• Exercise aim:
Omit all images. Transcribe the rest of the material below exactly.

• Data entries:
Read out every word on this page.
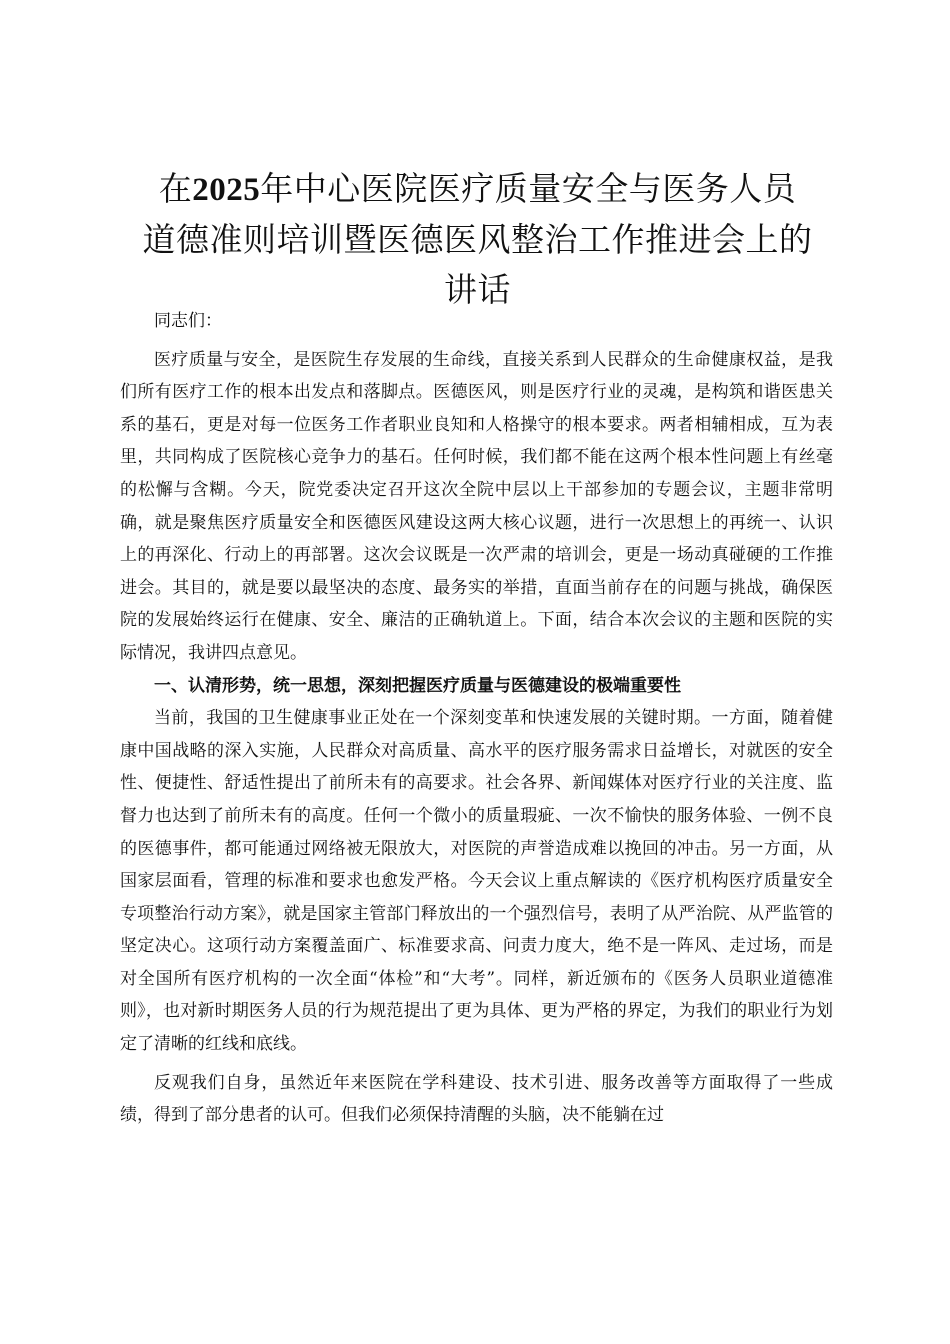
在2025年中心医院医疗质量安全与医务人员
道德准则培训暨医德医风整治工作推进会上的
讲话

同志们：

医疗质量与安全，是医院生存发展的生命线，直接关系到人民群众的生命健康权益，是我们所有医疗工作的根本出发点和落脚点。医德医风，则是医疗行业的灵魂，是构筑和谐医患关系的基石，更是对每一位医务工作者职业良知和人格操守的根本要求。两者相辅相成，互为表里，共同构成了医院核心竞争力的基石。任何时候，我们都不能在这两个根本性问题上有丝毫的松懈与含糊。今天，院党委决定召开这次全院中层以上干部参加的专题会议，主题非常明确，就是聚焦医疗质量安全和医德医风建设这两大核心议题，进行一次思想上的再统一、认识上的再深化、行动上的再部署。这次会议既是一次严肃的培训会，更是一场动真碰硬的工作推进会。其目的，就是要以最坚决的态度、最务实的举措，直面当前存在的问题与挑战，确保医院的发展始终运行在健康、安全、廉洁的正确轨道上。下面，结合本次会议的主题和医院的实际情况，我讲四点意见。

一、认清形势，统一思想，深刻把握医疗质量与医德建设的极端重要性

当前，我国的卫生健康事业正处在一个深刻变革和快速发展的关键时期。一方面，随着健康中国战略的深入实施，人民群众对高质量、高水平的医疗服务需求日益增长，对就医的安全性、便捷性、舒适性提出了前所未有的高要求。社会各界、新闻媒体对医疗行业的关注度、监督力也达到了前所未有的高度。任何一个微小的质量瑕疵、一次不愉快的服务体验、一例不良的医德事件，都可能通过网络被无限放大，对医院的声誉造成难以挽回的冲击。另一方面，从国家层面看，管理的标准和要求也愈发严格。今天会议上重点解读的《医疗机构医疗质量安全专项整治行动方案》，就是国家主管部门释放出的一个强烈信号，表明了从严治院、从严监管的坚定决心。这项行动方案覆盖面广、标准要求高、问责力度大，绝不是一阵风、走过场，而是对全国所有医疗机构的一次全面“体检”和“大考”。同样，新近颁布的《医务人员职业道德准则》，也对新时期医务人员的行为规范提出了更为具体、更为严格的界定，为我们的职业行为划定了清晰的红线和底线。

反观我们自身，虽然近年来医院在学科建设、技术引进、服务改善等方面取得了一些成绩，得到了部分患者的认可。但我们必须保持清醒的头脑，决不能躺在过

• Finished answer:
Read out every word on this page.
在2025年中心医院医疗质量安全与医务人员
道德准则培训暨医德医风整治工作推进会上的
讲话

同志们：

医疗质量与安全，是医院生存发展的生命线，直接关系到人民群众的生命健康权益，是我们所有医疗工作的根本出发点和落脚点。医德医风，则是医疗行业的灵魂，是构筑和谐医患关系的基石，更是对每一位医务工作者职业良知和人格操守的根本要求。两者相辅相成，互为表里，共同构成了医院核心竞争力的基石。任何时候，我们都不能在这两个根本性问题上有丝毫的松懈与含糊。今天，院党委决定召开这次全院中层以上干部参加的专题会议，主题非常明确，就是聚焦医疗质量安全和医德医风建设这两大核心议题，进行一次思想上的再统一、认识上的再深化、行动上的再部署。这次会议既是一次严肃的培训会，更是一场动真碰硬的工作推进会。其目的，就是要以最坚决的态度、最务实的举措，直面当前存在的问题与挑战，确保医院的发展始终运行在健康、安全、廉洁的正确轨道上。下面，结合本次会议的主题和医院的实际情况，我讲四点意见。

一、认清形势，统一思想，深刻把握医疗质量与医德建设的极端重要性

当前，我国的卫生健康事业正处在一个深刻变革和快速发展的关键时期。一方面，随着健康中国战略的深入实施，人民群众对高质量、高水平的医疗服务需求日益增长，对就医的安全性、便捷性、舒适性提出了前所未有的高要求。社会各界、新闻媒体对医疗行业的关注度、监督力也达到了前所未有的高度。任何一个微小的质量瑕疵、一次不愉快的服务体验、一例不良的医德事件，都可能通过网络被无限放大，对医院的声誉造成难以挽回的冲击。另一方面，从国家层面看，管理的标准和要求也愈发严格。今天会议上重点解读的《医疗机构医疗质量安全专项整治行动方案》，就是国家主管部门释放出的一个强烈信号，表明了从严治院、从严监管的坚定决心。这项行动方案覆盖面广、标准要求高、问责力度大，绝不是一阵风、走过场，而是对全国所有医疗机构的一次全面“体检”和“大考”。同样，新近颁布的《医务人员职业道德准则》，也对新时期医务人员的行为规范提出了更为具体、更为严格的界定，为我们的职业行为划定了清晰的红线和底线。

反观我们自身，虽然近年来医院在学科建设、技术引进、服务改善等方面取得了一些成绩，得到了部分患者的认可。但我们必须保持清醒的头脑，决不能躺在过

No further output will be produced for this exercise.